-- Requirement --
Below you will find a set of lines. Repeat them all exactly.
•••••
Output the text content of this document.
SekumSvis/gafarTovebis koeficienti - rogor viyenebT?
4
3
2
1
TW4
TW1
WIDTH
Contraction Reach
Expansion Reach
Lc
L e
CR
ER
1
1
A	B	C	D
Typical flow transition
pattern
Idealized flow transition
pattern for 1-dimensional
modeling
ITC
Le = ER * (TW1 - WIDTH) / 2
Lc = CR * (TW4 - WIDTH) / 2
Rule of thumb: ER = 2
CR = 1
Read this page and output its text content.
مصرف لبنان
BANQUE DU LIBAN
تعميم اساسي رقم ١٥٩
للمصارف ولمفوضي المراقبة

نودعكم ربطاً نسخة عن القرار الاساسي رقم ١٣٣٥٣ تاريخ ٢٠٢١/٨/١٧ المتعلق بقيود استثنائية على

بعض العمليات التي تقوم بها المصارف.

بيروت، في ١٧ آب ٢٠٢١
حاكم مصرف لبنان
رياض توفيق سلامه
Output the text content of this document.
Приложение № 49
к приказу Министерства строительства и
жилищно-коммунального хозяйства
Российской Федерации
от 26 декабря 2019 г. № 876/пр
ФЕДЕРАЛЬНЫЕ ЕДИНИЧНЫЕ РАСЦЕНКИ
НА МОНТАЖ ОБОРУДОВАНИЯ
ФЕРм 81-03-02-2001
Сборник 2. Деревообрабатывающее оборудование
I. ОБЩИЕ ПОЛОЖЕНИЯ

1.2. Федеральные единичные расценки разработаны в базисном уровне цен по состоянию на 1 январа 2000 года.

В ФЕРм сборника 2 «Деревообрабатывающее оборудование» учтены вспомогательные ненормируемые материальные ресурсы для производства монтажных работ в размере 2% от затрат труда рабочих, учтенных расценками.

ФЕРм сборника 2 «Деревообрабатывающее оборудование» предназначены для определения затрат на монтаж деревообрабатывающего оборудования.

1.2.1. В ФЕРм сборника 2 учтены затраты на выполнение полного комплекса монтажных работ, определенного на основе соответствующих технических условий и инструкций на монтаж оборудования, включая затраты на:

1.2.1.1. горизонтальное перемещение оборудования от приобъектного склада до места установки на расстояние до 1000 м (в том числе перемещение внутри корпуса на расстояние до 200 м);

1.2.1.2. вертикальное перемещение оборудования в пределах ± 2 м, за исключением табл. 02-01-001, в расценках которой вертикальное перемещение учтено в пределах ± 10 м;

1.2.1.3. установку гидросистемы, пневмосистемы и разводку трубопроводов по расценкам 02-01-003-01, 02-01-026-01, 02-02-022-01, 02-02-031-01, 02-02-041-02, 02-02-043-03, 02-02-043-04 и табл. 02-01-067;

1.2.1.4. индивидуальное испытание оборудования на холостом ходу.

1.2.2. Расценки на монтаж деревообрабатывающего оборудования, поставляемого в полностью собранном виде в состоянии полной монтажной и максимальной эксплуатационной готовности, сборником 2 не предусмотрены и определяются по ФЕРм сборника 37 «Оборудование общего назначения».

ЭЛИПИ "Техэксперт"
•••••
-- Reply to the exercise --
Output the text content of this document.
SekumSvis/gafarTovebis koeficienti - rogor viyenebT?
4
3
2
1
TW4
TW1
WIDTH
Contraction Reach
Expansion Reach
Lc
L e
CR
ER
1
1
A	B	C	D
Typical flow transition
pattern
Idealized flow transition
pattern for 1-dimensional
modeling
ITC
Le = ER * (TW1 - WIDTH) / 2
Lc = CR * (TW4 - WIDTH) / 2
Rule of thumb: ER = 2
CR = 1
Read this page and output its text content.
مصرف لبنان
BANQUE DU LIBAN
تعميم اساسي رقم ١٥٩
للمصارف ولمفوضي المراقبة

نودعكم ربطاً نسخة عن القرار الاساسي رقم ١٣٣٥٣ تاريخ ٢٠٢١/٨/١٧ المتعلق بقيود استثنائية على

بعض العمليات التي تقوم بها المصارف.

بيروت، في ١٧ آب ٢٠٢١
حاكم مصرف لبنان
رياض توفيق سلامه
Output the text content of this document.
Приложение № 49
к приказу Министерства строительства и
жилищно-коммунального хозяйства
Российской Федерации
от 26 декабря 2019 г. № 876/пр
ФЕДЕРАЛЬНЫЕ ЕДИНИЧНЫЕ РАСЦЕНКИ
НА МОНТАЖ ОБОРУДОВАНИЯ
ФЕРм 81-03-02-2001
Сборник 2. Деревообрабатывающее оборудование
I. ОБЩИЕ ПОЛОЖЕНИЯ

1.2. Федеральные единичные расценки разработаны в базисном уровне цен по состоянию на 1 январа 2000 года.

В ФЕРм сборника 2 «Деревообрабатывающее оборудование» учтены вспомогательные ненормируемые материальные ресурсы для производства монтажных работ в размере 2% от затрат труда рабочих, учтенных расценками.

ФЕРм сборника 2 «Деревообрабатывающее оборудование» предназначены для определения затрат на монтаж деревообрабатывающего оборудования.

1.2.1. В ФЕРм сборника 2 учтены затраты на выполнение полного комплекса монтажных работ, определенного на основе соответствующих технических условий и инструкций на монтаж оборудования, включая затраты на:

1.2.1.1. горизонтальное перемещение оборудования от приобъектного склада до места установки на расстояние до 1000 м (в том числе перемещение внутри корпуса на расстояние до 200 м);

1.2.1.2. вертикальное перемещение оборудования в пределах ± 2 м, за исключением табл. 02-01-001, в расценках которой вертикальное перемещение учтено в пределах ± 10 м;

1.2.1.3. установку гидросистемы, пневмосистемы и разводку трубопроводов по расценкам 02-01-003-01, 02-01-026-01, 02-02-022-01, 02-02-031-01, 02-02-041-02, 02-02-043-03, 02-02-043-04 и табл. 02-01-067;

1.2.1.4. индивидуальное испытание оборудования на холостом ходу.

1.2.2. Расценки на монтаж деревообрабатывающего оборудования, поставляемого в полностью собранном виде в состоянии полной монтажной и максимальной эксплуатационной готовности, сборником 2 не предусмотрены и определяются по ФЕРм сборника 37 «Оборудование общего назначения».

ЭЛИПИ "Техэксперт"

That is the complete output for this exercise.